(Element region rows)

···

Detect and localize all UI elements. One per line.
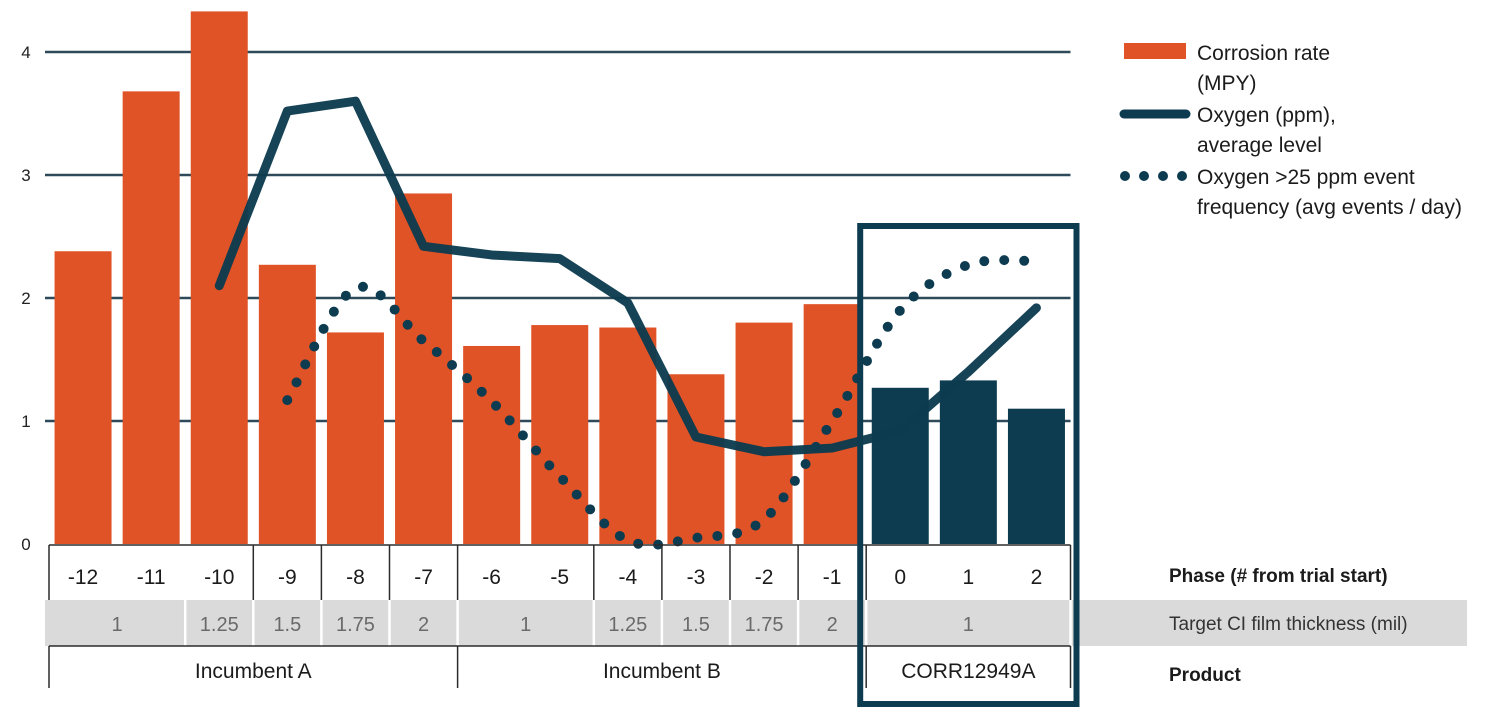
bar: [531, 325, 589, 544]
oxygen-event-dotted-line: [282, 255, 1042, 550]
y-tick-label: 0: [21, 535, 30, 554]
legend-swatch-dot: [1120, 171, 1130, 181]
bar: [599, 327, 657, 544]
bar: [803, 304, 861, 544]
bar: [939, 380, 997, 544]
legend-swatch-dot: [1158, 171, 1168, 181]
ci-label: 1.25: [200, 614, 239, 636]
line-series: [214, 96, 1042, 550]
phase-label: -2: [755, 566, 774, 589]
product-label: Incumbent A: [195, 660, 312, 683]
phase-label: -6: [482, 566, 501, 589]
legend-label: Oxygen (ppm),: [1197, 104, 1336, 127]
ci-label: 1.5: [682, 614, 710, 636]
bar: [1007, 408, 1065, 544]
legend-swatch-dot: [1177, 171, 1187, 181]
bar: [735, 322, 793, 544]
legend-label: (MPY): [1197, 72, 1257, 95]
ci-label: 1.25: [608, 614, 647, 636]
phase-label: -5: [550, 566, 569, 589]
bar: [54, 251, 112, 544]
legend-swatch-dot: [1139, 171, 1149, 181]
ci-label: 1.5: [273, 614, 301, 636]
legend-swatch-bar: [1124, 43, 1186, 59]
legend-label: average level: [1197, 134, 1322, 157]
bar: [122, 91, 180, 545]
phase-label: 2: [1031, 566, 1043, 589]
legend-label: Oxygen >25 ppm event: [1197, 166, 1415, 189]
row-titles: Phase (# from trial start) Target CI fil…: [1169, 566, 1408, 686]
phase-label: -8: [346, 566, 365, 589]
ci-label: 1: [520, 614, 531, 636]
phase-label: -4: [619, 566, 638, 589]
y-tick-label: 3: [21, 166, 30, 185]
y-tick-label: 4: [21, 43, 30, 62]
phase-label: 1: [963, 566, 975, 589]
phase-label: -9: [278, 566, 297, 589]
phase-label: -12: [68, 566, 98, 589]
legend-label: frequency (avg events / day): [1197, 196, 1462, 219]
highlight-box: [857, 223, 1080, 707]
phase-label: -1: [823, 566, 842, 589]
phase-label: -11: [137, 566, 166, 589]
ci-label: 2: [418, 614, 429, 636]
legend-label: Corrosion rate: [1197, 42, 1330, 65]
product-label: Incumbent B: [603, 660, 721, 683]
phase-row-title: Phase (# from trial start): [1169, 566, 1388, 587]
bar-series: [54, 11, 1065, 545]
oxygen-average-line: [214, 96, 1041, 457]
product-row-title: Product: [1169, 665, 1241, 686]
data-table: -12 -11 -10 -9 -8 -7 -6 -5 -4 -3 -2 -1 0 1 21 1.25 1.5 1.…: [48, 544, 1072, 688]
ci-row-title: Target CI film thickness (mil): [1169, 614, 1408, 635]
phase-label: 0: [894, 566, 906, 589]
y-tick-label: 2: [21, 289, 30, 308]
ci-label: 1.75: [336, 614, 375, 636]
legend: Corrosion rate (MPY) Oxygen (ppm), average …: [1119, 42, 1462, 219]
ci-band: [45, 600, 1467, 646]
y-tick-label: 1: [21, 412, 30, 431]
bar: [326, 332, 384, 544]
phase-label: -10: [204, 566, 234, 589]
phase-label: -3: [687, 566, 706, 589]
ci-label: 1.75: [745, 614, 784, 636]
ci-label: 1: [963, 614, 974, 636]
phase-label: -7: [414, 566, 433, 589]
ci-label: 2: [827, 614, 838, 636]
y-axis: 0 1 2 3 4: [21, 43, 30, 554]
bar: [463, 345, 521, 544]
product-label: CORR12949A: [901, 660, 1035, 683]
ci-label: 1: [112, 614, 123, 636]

···

> SHORT PROBLEM: Copy out every line of the rows above word for word, leaving out the picture placeholders.

> EXPECTED OUTPUT:
Detect and localize all UI elements. One per line.
bar: [531, 325, 589, 544]
oxygen-event-dotted-line: [282, 255, 1042, 550]
y-tick-label: 0: [21, 535, 30, 554]
legend-swatch-dot: [1120, 171, 1130, 181]
bar: [599, 327, 657, 544]
bar: [803, 304, 861, 544]
bar: [939, 380, 997, 544]
legend-swatch-dot: [1158, 171, 1168, 181]
ci-label: 1.25: [200, 614, 239, 636]
line-series: [214, 96, 1042, 550]
phase-label: -2: [755, 566, 774, 589]
product-label: Incumbent A: [195, 660, 312, 683]
phase-label: -6: [482, 566, 501, 589]
legend-label: Oxygen (ppm),: [1197, 104, 1336, 127]
ci-label: 1.5: [682, 614, 710, 636]
bar: [1007, 408, 1065, 544]
legend-swatch-dot: [1177, 171, 1187, 181]
bar: [735, 322, 793, 544]
legend-label: (MPY): [1197, 72, 1257, 95]
ci-label: 1.25: [608, 614, 647, 636]
phase-label: -5: [550, 566, 569, 589]
bar: [54, 251, 112, 544]
legend-swatch-dot: [1139, 171, 1149, 181]
ci-label: 1.5: [273, 614, 301, 636]
legend-swatch-bar: [1124, 43, 1186, 59]
legend-label: average level: [1197, 134, 1322, 157]
bar: [122, 91, 180, 545]
phase-label: 2: [1031, 566, 1043, 589]
legend-label: Oxygen >25 ppm event: [1197, 166, 1415, 189]
row-titles: Phase (# from trial start) Target CI fil…: [1169, 566, 1408, 686]
phase-label: -8: [346, 566, 365, 589]
ci-label: 1: [520, 614, 531, 636]
phase-label: -4: [619, 566, 638, 589]
y-tick-label: 3: [21, 166, 30, 185]
y-tick-label: 4: [21, 43, 30, 62]
phase-label: 1: [963, 566, 975, 589]
phase-label: -9: [278, 566, 297, 589]
phase-label: -12: [68, 566, 98, 589]
legend-label: frequency (avg events / day): [1197, 196, 1462, 219]
highlight-box: [857, 223, 1080, 707]
phase-label: -1: [823, 566, 842, 589]
phase-label: -11: [137, 566, 166, 589]
ci-label: 2: [418, 614, 429, 636]
legend-label: Corrosion rate: [1197, 42, 1330, 65]
product-label: Incumbent B: [603, 660, 721, 683]
phase-row-title: Phase (# from trial start): [1169, 566, 1388, 587]
bar-series: [54, 11, 1065, 545]
oxygen-average-line: [214, 96, 1041, 457]
product-row-title: Product: [1169, 665, 1241, 686]
data-table: -12 -11 -10 -9 -8 -7 -6 -5 -4 -3 -2 -1 0 1 21 1.25 1.5 1.…: [48, 544, 1072, 688]
ci-row-title: Target CI film thickness (mil): [1169, 614, 1408, 635]
phase-label: 0: [894, 566, 906, 589]
y-tick-label: 2: [21, 289, 30, 308]
ci-label: 1.75: [336, 614, 375, 636]
legend: Corrosion rate (MPY) Oxygen (ppm), average …: [1119, 42, 1462, 219]
ci-band: [45, 600, 1467, 646]
y-tick-label: 1: [21, 412, 30, 431]
bar: [326, 332, 384, 544]
phase-label: -10: [204, 566, 234, 589]
phase-label: -3: [687, 566, 706, 589]
ci-label: 1.75: [745, 614, 784, 636]
ci-label: 1: [963, 614, 974, 636]
phase-label: -7: [414, 566, 433, 589]
ci-label: 2: [827, 614, 838, 636]
y-axis: 0 1 2 3 4: [21, 43, 30, 554]
bar: [463, 345, 521, 544]
product-label: CORR12949A: [901, 660, 1035, 683]
ci-label: 1: [112, 614, 123, 636]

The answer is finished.